** Begin Dataset **
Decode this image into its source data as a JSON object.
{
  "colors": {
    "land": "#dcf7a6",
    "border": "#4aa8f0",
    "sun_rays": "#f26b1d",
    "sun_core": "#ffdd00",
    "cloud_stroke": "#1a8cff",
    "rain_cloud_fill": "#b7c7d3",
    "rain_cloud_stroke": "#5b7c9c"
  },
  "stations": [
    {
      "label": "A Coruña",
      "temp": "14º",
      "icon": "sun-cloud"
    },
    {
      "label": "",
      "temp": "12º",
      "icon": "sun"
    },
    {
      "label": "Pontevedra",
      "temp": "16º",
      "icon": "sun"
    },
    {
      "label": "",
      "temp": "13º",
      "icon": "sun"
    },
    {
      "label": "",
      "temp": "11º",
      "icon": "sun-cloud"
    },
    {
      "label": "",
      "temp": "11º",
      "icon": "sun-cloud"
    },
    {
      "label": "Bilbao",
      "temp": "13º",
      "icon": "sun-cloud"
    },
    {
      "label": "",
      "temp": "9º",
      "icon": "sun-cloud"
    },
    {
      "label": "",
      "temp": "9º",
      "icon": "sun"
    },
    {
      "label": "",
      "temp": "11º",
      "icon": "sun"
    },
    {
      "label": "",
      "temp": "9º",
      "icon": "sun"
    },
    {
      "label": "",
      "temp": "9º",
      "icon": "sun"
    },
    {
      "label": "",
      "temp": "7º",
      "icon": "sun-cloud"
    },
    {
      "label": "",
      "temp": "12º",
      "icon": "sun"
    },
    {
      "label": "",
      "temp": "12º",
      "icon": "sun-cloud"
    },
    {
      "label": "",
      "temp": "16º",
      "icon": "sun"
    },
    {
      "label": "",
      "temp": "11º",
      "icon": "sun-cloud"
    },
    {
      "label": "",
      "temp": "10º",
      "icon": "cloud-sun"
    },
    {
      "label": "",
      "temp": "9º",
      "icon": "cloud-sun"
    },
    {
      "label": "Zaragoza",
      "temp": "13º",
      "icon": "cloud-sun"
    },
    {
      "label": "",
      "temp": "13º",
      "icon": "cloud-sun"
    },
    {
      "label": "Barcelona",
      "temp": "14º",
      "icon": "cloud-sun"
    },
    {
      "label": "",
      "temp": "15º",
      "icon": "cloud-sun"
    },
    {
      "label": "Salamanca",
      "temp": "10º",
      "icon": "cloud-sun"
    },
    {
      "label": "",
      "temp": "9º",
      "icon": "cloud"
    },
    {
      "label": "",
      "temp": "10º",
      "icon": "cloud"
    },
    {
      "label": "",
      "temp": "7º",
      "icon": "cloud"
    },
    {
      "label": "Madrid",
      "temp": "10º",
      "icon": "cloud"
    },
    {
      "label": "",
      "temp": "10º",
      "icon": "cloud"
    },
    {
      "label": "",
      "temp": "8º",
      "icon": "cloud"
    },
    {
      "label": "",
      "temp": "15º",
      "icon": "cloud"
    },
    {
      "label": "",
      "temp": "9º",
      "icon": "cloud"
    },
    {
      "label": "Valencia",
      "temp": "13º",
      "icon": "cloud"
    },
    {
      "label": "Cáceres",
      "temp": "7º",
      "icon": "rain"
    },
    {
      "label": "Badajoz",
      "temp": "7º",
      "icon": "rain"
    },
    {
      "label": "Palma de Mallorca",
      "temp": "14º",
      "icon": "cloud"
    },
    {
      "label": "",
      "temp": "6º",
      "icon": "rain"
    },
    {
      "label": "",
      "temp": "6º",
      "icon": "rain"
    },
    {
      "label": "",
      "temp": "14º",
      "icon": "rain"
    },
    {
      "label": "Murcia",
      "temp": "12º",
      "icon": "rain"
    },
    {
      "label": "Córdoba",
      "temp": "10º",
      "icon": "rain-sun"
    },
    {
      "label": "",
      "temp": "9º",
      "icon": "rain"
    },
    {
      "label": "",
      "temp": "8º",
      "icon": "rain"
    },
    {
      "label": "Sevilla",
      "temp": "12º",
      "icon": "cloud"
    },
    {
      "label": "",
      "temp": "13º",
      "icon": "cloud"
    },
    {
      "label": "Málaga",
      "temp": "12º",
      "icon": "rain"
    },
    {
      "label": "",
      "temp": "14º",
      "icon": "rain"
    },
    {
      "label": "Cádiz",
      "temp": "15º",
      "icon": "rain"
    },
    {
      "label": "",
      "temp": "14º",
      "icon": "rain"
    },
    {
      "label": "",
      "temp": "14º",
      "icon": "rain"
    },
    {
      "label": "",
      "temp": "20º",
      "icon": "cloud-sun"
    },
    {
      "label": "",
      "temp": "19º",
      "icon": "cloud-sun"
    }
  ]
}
** End Dataset **
- _The exercise_
Set every line of the listing down word for word.

- _Complete answer_
Decode this image into its source data as a JSON object.
{
  "colors": {
    "land": "#dcf7a6",
    "border": "#4aa8f0",
    "sun_rays": "#f26b1d",
    "sun_core": "#ffdd00",
    "cloud_stroke": "#1a8cff",
    "rain_cloud_fill": "#b7c7d3",
    "rain_cloud_stroke": "#5b7c9c"
  },
  "stations": [
    {
      "label": "A Coruña",
      "temp": "14º",
      "icon": "sun-cloud"
    },
    {
      "label": "",
      "temp": "12º",
      "icon": "sun"
    },
    {
      "label": "Pontevedra",
      "temp": "16º",
      "icon": "sun"
    },
    {
      "label": "",
      "temp": "13º",
      "icon": "sun"
    },
    {
      "label": "",
      "temp": "11º",
      "icon": "sun-cloud"
    },
    {
      "label": "",
      "temp": "11º",
      "icon": "sun-cloud"
    },
    {
      "label": "Bilbao",
      "temp": "13º",
      "icon": "sun-cloud"
    },
    {
      "label": "",
      "temp": "9º",
      "icon": "sun-cloud"
    },
    {
      "label": "",
      "temp": "9º",
      "icon": "sun"
    },
    {
      "label": "",
      "temp": "11º",
      "icon": "sun"
    },
    {
      "label": "",
      "temp": "9º",
      "icon": "sun"
    },
    {
      "label": "",
      "temp": "9º",
      "icon": "sun"
    },
    {
      "label": "",
      "temp": "7º",
      "icon": "sun-cloud"
    },
    {
      "label": "",
      "temp": "12º",
      "icon": "sun"
    },
    {
      "label": "",
      "temp": "12º",
      "icon": "sun-cloud"
    },
    {
      "label": "",
      "temp": "16º",
      "icon": "sun"
    },
    {
      "label": "",
      "temp": "11º",
      "icon": "sun-cloud"
    },
    {
      "label": "",
      "temp": "10º",
      "icon": "cloud-sun"
    },
    {
      "label": "",
      "temp": "9º",
      "icon": "cloud-sun"
    },
    {
      "label": "Zaragoza",
      "temp": "13º",
      "icon": "cloud-sun"
    },
    {
      "label": "",
      "temp": "13º",
      "icon": "cloud-sun"
    },
    {
      "label": "Barcelona",
      "temp": "14º",
      "icon": "cloud-sun"
    },
    {
      "label": "",
      "temp": "15º",
      "icon": "cloud-sun"
    },
    {
      "label": "Salamanca",
      "temp": "10º",
      "icon": "cloud-sun"
    },
    {
      "label": "",
      "temp": "9º",
      "icon": "cloud"
    },
    {
      "label": "",
      "temp": "10º",
      "icon": "cloud"
    },
    {
      "label": "",
      "temp": "7º",
      "icon": "cloud"
    },
    {
      "label": "Madrid",
      "temp": "10º",
      "icon": "cloud"
    },
    {
      "label": "",
      "temp": "10º",
      "icon": "cloud"
    },
    {
      "label": "",
      "temp": "8º",
      "icon": "cloud"
    },
    {
      "label": "",
      "temp": "15º",
      "icon": "cloud"
    },
    {
      "label": "",
      "temp": "9º",
      "icon": "cloud"
    },
    {
      "label": "Valencia",
      "temp": "13º",
      "icon": "cloud"
    },
    {
      "label": "Cáceres",
      "temp": "7º",
      "icon": "rain"
    },
    {
      "label": "Badajoz",
      "temp": "7º",
      "icon": "rain"
    },
    {
      "label": "Palma de Mallorca",
      "temp": "14º",
      "icon": "cloud"
    },
    {
      "label": "",
      "temp": "6º",
      "icon": "rain"
    },
    {
      "label": "",
      "temp": "6º",
      "icon": "rain"
    },
    {
      "label": "",
      "temp": "14º",
      "icon": "rain"
    },
    {
      "label": "Murcia",
      "temp": "12º",
      "icon": "rain"
    },
    {
      "label": "Córdoba",
      "temp": "10º",
      "icon": "rain-sun"
    },
    {
      "label": "",
      "temp": "9º",
      "icon": "rain"
    },
    {
      "label": "",
      "temp": "8º",
      "icon": "rain"
    },
    {
      "label": "Sevilla",
      "temp": "12º",
      "icon": "cloud"
    },
    {
      "label": "",
      "temp": "13º",
      "icon": "cloud"
    },
    {
      "label": "Málaga",
      "temp": "12º",
      "icon": "rain"
    },
    {
      "label": "",
      "temp": "14º",
      "icon": "rain"
    },
    {
      "label": "Cádiz",
      "temp": "15º",
      "icon": "rain"
    },
    {
      "label": "",
      "temp": "14º",
      "icon": "rain"
    },
    {
      "label": "",
      "temp": "14º",
      "icon": "rain"
    },
    {
      "label": "",
      "temp": "20º",
      "icon": "cloud-sun"
    },
    {
      "label": "",
      "temp": "19º",
      "icon": "cloud-sun"
    }
  ]
}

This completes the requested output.